== Data provided ==
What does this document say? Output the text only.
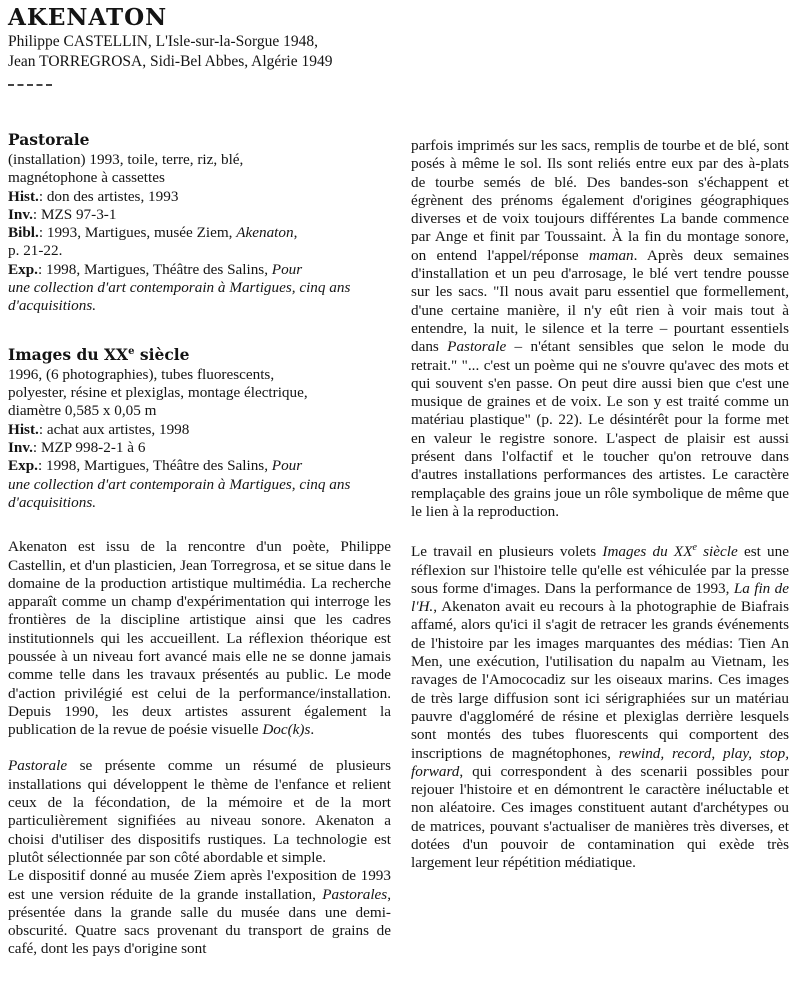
AKENATON

Philippe CASTELLIN, L'Isle-sur-la-Sorgue 1948,

Jean TORREGROSA, Sidi-Bel Abbes, Algérie 1949

Pastorale

(installation) 1993, toile, terre, riz, blé,

magnétophone à cassettes

Hist.: don des artistes, 1993

Inv.: MZS 97-3-1

Bibl.: 1993, Martigues, musée Ziem, Akenaton,

p. 21-22.

Exp.: 1998, Martigues, Théâtre des Salins, Pour

une collection d'art contemporain à Martigues, cinq ans

d'acquisitions.

Images du XXe siècle

1996, (6 photographies), tubes fluorescents,

polyester, résine et plexiglas, montage électrique,

diamètre 0,585 x 0,05 m

Hist.: achat aux artistes, 1998

Inv.: MZP 998-2-1 à 6

Exp.: 1998, Martigues, Théâtre des Salins, Pour

une collection d'art contemporain à Martigues, cinq ans

d'acquisitions.

Akenaton est issu de la rencontre d'un poète, Philippe Castellin, et d'un plasticien, Jean Torregrosa, et se situe dans le domaine de la production artistique multimédia. La recherche apparaît comme un champ d'expérimentation qui interroge les frontières de la discipline artistique ainsi que les cadres institutionnels qui les accueillent. La réflexion théorique est poussée à un niveau fort avancé mais elle ne se donne jamais comme telle dans les travaux présentés au public. Le mode d'action privilégié est celui de la performance/installation. Depuis 1990, les deux artistes assurent également la publication de la revue de poésie visuelle Doc(k)s.

Pastorale se présente comme un résumé de plusieurs installations qui développent le thème de l'enfance et relient ceux de la fécondation, de la mémoire et de la mort particulièrement signifiées au niveau sonore. Akenaton a choisi d'utiliser des dispositifs rustiques. La technologie est plutôt sélectionnée par son côté abordable et simple.

Le dispositif donné au musée Ziem après l'exposition de 1993 est une version réduite de la grande installation, Pastorales, présentée dans la grande salle du musée dans une demi-obscurité. Quatre sacs provenant du transport de grains de café, dont les pays d'origine sont

parfois imprimés sur les sacs, remplis de tourbe et de blé, sont posés à même le sol. Ils sont reliés entre eux par des à-plats de tourbe semés de blé. Des bandes-son s'échappent et égrènent des prénoms également d'origines géographiques diverses et de voix toujours différentes La bande commence par Ange et finit par Toussaint. À la fin du montage sonore, on entend l'appel/réponse maman. Après deux semaines d'installation et un peu d'arrosage, le blé vert tendre pousse sur les sacs. "Il nous avait paru essentiel que formellement, d'une certaine manière, il n'y eût rien à voir mais tout à entendre, la nuit, le silence et la terre – pourtant essentiels dans Pastorale – n'étant sensibles que selon le mode du retrait." "... c'est un poème qui ne s'ouvre qu'avec des mots et qui souvent s'en passe. On peut dire aussi bien que c'est une musique de graines et de voix. Le son y est traité comme un matériau plastique" (p. 22). Le désintérêt pour la forme met en valeur le registre sonore. L'aspect de plaisir est aussi présent dans l'olfactif et le toucher qu'on retrouve dans d'autres installations performances des artistes. Le caractère remplaçable des grains joue un rôle symbolique de même que le lien à la reproduction.

Le travail en plusieurs volets Images du XXe siècle est une réflexion sur l'histoire telle qu'elle est véhiculée par la presse sous forme d'images. Dans la performance de 1993, La fin de l'H., Akenaton avait eu recours à la photographie de Biafrais affamé, alors qu'ici il s'agit de retracer les grands événements de l'histoire par les images marquantes des médias: Tien An Men, une exécution, l'utilisation du napalm au Vietnam, les ravages de l'Amococadiz sur les oiseaux marins. Ces images de très large diffusion sont ici sérigraphiées sur un matériau pauvre d'aggloméré de résine et plexiglas derrière lesquels sont montés des tubes fluorescents qui comportent des inscriptions de magnétophones, rewind, record, play, stop, forward, qui correspondent à des scenarii possibles pour rejouer l'histoire et en démontrent le caractère inéluctable et non aléatoire. Ces images constituent autant d'archétypes ou de matrices, pouvant s'actualiser de manières très diverses, et dotées d'un pouvoir de contamination qui exède très largement leur répétition médiatique.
===
◆ Exercise brief ◆
Reproduce the whole listing word for word, setting aside any pictures.

◆ Finished answer ◆
What does this document say? Output the text only.
AKENATON

Philippe CASTELLIN, L'Isle-sur-la-Sorgue 1948,

Jean TORREGROSA, Sidi-Bel Abbes, Algérie 1949

Pastorale

(installation) 1993, toile, terre, riz, blé,

magnétophone à cassettes

Hist.: don des artistes, 1993

Inv.: MZS 97-3-1

Bibl.: 1993, Martigues, musée Ziem, Akenaton,

p. 21-22.

Exp.: 1998, Martigues, Théâtre des Salins, Pour

une collection d'art contemporain à Martigues, cinq ans

d'acquisitions.

Images du XXe siècle

1996, (6 photographies), tubes fluorescents,

polyester, résine et plexiglas, montage électrique,

diamètre 0,585 x 0,05 m

Hist.: achat aux artistes, 1998

Inv.: MZP 998-2-1 à 6

Exp.: 1998, Martigues, Théâtre des Salins, Pour

une collection d'art contemporain à Martigues, cinq ans

d'acquisitions.

Akenaton est issu de la rencontre d'un poète, Philippe Castellin, et d'un plasticien, Jean Torregrosa, et se situe dans le domaine de la production artistique multimédia. La recherche apparaît comme un champ d'expérimentation qui interroge les frontières de la discipline artistique ainsi que les cadres institutionnels qui les accueillent. La réflexion théorique est poussée à un niveau fort avancé mais elle ne se donne jamais comme telle dans les travaux présentés au public. Le mode d'action privilégié est celui de la performance/installation. Depuis 1990, les deux artistes assurent également la publication de la revue de poésie visuelle Doc(k)s.

Pastorale se présente comme un résumé de plusieurs installations qui développent le thème de l'enfance et relient ceux de la fécondation, de la mémoire et de la mort particulièrement signifiées au niveau sonore. Akenaton a choisi d'utiliser des dispositifs rustiques. La technologie est plutôt sélectionnée par son côté abordable et simple.

Le dispositif donné au musée Ziem après l'exposition de 1993 est une version réduite de la grande installation, Pastorales, présentée dans la grande salle du musée dans une demi-obscurité. Quatre sacs provenant du transport de grains de café, dont les pays d'origine sont

parfois imprimés sur les sacs, remplis de tourbe et de blé, sont posés à même le sol. Ils sont reliés entre eux par des à-plats de tourbe semés de blé. Des bandes-son s'échappent et égrènent des prénoms également d'origines géographiques diverses et de voix toujours différentes La bande commence par Ange et finit par Toussaint. À la fin du montage sonore, on entend l'appel/réponse maman. Après deux semaines d'installation et un peu d'arrosage, le blé vert tendre pousse sur les sacs. "Il nous avait paru essentiel que formellement, d'une certaine manière, il n'y eût rien à voir mais tout à entendre, la nuit, le silence et la terre – pourtant essentiels dans Pastorale – n'étant sensibles que selon le mode du retrait." "... c'est un poème qui ne s'ouvre qu'avec des mots et qui souvent s'en passe. On peut dire aussi bien que c'est une musique de graines et de voix. Le son y est traité comme un matériau plastique" (p. 22). Le désintérêt pour la forme met en valeur le registre sonore. L'aspect de plaisir est aussi présent dans l'olfactif et le toucher qu'on retrouve dans d'autres installations performances des artistes. Le caractère remplaçable des grains joue un rôle symbolique de même que le lien à la reproduction.

Le travail en plusieurs volets Images du XXe siècle est une réflexion sur l'histoire telle qu'elle est véhiculée par la presse sous forme d'images. Dans la performance de 1993, La fin de l'H., Akenaton avait eu recours à la photographie de Biafrais affamé, alors qu'ici il s'agit de retracer les grands événements de l'histoire par les images marquantes des médias: Tien An Men, une exécution, l'utilisation du napalm au Vietnam, les ravages de l'Amococadiz sur les oiseaux marins. Ces images de très large diffusion sont ici sérigraphiées sur un matériau pauvre d'aggloméré de résine et plexiglas derrière lesquels sont montés des tubes fluorescents qui comportent des inscriptions de magnétophones, rewind, record, play, stop, forward, qui correspondent à des scenarii possibles pour rejouer l'histoire et en démontrent le caractère inéluctable et non aléatoire. Ces images constituent autant d'archétypes ou de matrices, pouvant s'actualiser de manières très diverses, et dotées d'un pouvoir de contamination qui exède très largement leur répétition médiatique.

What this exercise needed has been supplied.